Requirements
Return the entries below in their exact form, leaving the pictures out.

────────────────

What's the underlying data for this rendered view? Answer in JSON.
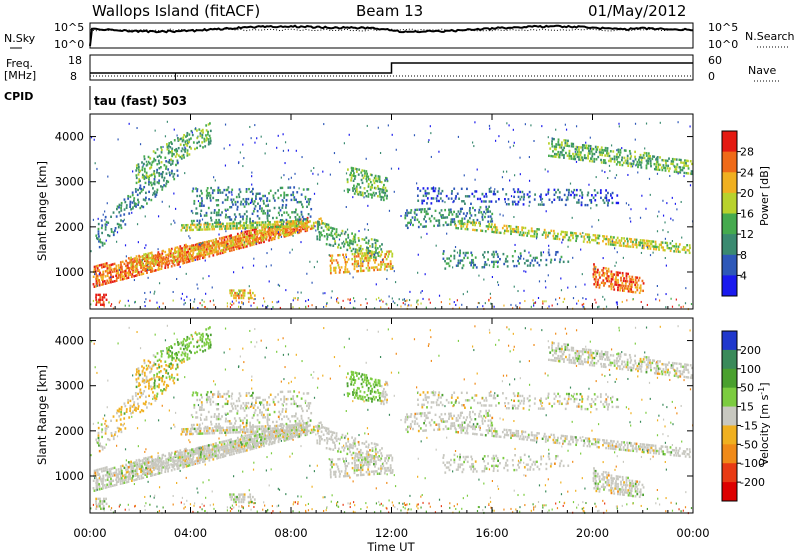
{
  "header": {
    "station": "Wallops Island (fitACF)",
    "beam": "Beam 13",
    "date": "01/May/2012"
  },
  "top_panel": {
    "left_label": "N.Sky",
    "right_label": "N.Search",
    "left_ticks": [
      "10^5",
      "10^0"
    ],
    "right_ticks": [
      "10^5",
      "10^0"
    ]
  },
  "freq_panel": {
    "left_label_line1": "Freq.",
    "left_label_line2": "[MHz]",
    "left_ticks": [
      "18",
      "8"
    ],
    "right_label": "Nave",
    "right_ticks": [
      "60",
      "0"
    ]
  },
  "cpid_panel": {
    "label": "CPID",
    "mode": "tau (fast) 503"
  },
  "chart_data": [
    {
      "type": "heatmap",
      "title": "",
      "ylabel": "Slant Range [km]",
      "xlabel": "",
      "ylim": [
        180,
        4500
      ],
      "y_ticks": [
        "1000",
        "2000",
        "3000",
        "4000"
      ],
      "colorbar": {
        "label": "Power [dB]",
        "ticks": [
          "4",
          "8",
          "12",
          "16",
          "20",
          "24",
          "28"
        ],
        "colors": [
          "#1a1aee",
          "#2e58b8",
          "#3a8a70",
          "#45aa4e",
          "#b8d22c",
          "#f0b020",
          "#ef6a18",
          "#e41a12"
        ]
      }
    },
    {
      "type": "heatmap",
      "title": "",
      "ylabel": "Slant Range [km]",
      "xlabel": "Time UT",
      "ylim": [
        180,
        4500
      ],
      "y_ticks": [
        "1000",
        "2000",
        "3000",
        "4000"
      ],
      "x_ticks": [
        "00:00",
        "04:00",
        "08:00",
        "12:00",
        "16:00",
        "20:00",
        "00:00"
      ],
      "colorbar": {
        "label_main": "Velocity [m s",
        "label_sup": "-1",
        "label_end": "]",
        "ticks": [
          "200",
          "100",
          "50",
          "15",
          "-15",
          "-50",
          "-100",
          "-200"
        ],
        "colors": [
          "#2038cc",
          "#3a8a5a",
          "#4aa02e",
          "#7ccc40",
          "#c8c8c0",
          "#f0b020",
          "#f08a18",
          "#e83a14",
          "#dd0000"
        ]
      }
    }
  ],
  "x_axis": {
    "label": "Time UT",
    "ticks": [
      "00:00",
      "04:00",
      "08:00",
      "12:00",
      "16:00",
      "20:00",
      "00:00"
    ]
  }
}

────────────────

Response for this exercise
What's the underlying data for this rendered view? Answer in JSON.
{
  "header": {
    "station": "Wallops Island (fitACF)",
    "beam": "Beam 13",
    "date": "01/May/2012"
  },
  "top_panel": {
    "left_label": "N.Sky",
    "right_label": "N.Search",
    "left_ticks": [
      "10^5",
      "10^0"
    ],
    "right_ticks": [
      "10^5",
      "10^0"
    ]
  },
  "freq_panel": {
    "left_label_line1": "Freq.",
    "left_label_line2": "[MHz]",
    "left_ticks": [
      "18",
      "8"
    ],
    "right_label": "Nave",
    "right_ticks": [
      "60",
      "0"
    ]
  },
  "cpid_panel": {
    "label": "CPID",
    "mode": "tau (fast) 503"
  },
  "chart_data": [
    {
      "type": "heatmap",
      "title": "",
      "ylabel": "Slant Range [km]",
      "xlabel": "",
      "ylim": [
        180,
        4500
      ],
      "y_ticks": [
        "1000",
        "2000",
        "3000",
        "4000"
      ],
      "colorbar": {
        "label": "Power [dB]",
        "ticks": [
          "4",
          "8",
          "12",
          "16",
          "20",
          "24",
          "28"
        ],
        "colors": [
          "#1a1aee",
          "#2e58b8",
          "#3a8a70",
          "#45aa4e",
          "#b8d22c",
          "#f0b020",
          "#ef6a18",
          "#e41a12"
        ]
      }
    },
    {
      "type": "heatmap",
      "title": "",
      "ylabel": "Slant Range [km]",
      "xlabel": "Time UT",
      "ylim": [
        180,
        4500
      ],
      "y_ticks": [
        "1000",
        "2000",
        "3000",
        "4000"
      ],
      "x_ticks": [
        "00:00",
        "04:00",
        "08:00",
        "12:00",
        "16:00",
        "20:00",
        "00:00"
      ],
      "colorbar": {
        "label_main": "Velocity [m s",
        "label_sup": "-1",
        "label_end": "]",
        "ticks": [
          "200",
          "100",
          "50",
          "15",
          "-15",
          "-50",
          "-100",
          "-200"
        ],
        "colors": [
          "#2038cc",
          "#3a8a5a",
          "#4aa02e",
          "#7ccc40",
          "#c8c8c0",
          "#f0b020",
          "#f08a18",
          "#e83a14",
          "#dd0000"
        ]
      }
    }
  ],
  "x_axis": {
    "label": "Time UT",
    "ticks": [
      "00:00",
      "04:00",
      "08:00",
      "12:00",
      "16:00",
      "20:00",
      "00:00"
    ]
  }
}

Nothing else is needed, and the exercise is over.